PROBLEM TO SOLVE:
Copy out each line that includes the word "Hispanic".

Excerpt from a dataset:
┄┄┄┄┄┄┄┄┄┄┄┄┄┄┄┄┄┄┄┄

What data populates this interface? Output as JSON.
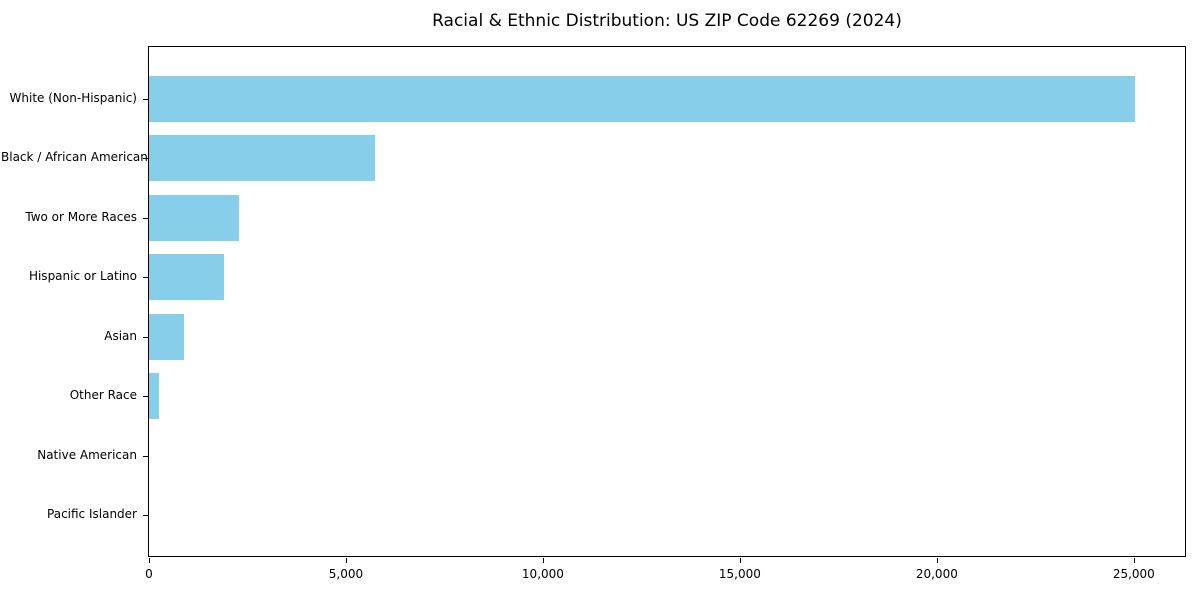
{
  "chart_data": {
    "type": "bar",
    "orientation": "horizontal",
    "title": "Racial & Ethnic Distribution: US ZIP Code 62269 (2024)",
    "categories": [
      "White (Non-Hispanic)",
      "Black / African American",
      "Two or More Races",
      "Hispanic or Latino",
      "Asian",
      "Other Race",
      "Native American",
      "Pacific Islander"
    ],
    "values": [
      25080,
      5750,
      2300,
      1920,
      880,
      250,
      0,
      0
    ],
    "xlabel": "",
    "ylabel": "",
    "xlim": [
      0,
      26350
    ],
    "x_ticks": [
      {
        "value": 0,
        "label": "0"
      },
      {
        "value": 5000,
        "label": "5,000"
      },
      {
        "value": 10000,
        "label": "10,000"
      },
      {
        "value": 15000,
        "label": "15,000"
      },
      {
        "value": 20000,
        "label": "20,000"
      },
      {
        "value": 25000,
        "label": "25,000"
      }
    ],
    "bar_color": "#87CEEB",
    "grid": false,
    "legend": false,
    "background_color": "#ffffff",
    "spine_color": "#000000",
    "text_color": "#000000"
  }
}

┄┄┄┄┄┄┄┄┄┄┄┄┄┄┄┄┄┄┄┄

TASK ANSWER:
      "White (Non-Hispanic)",
      "Hispanic or Latino",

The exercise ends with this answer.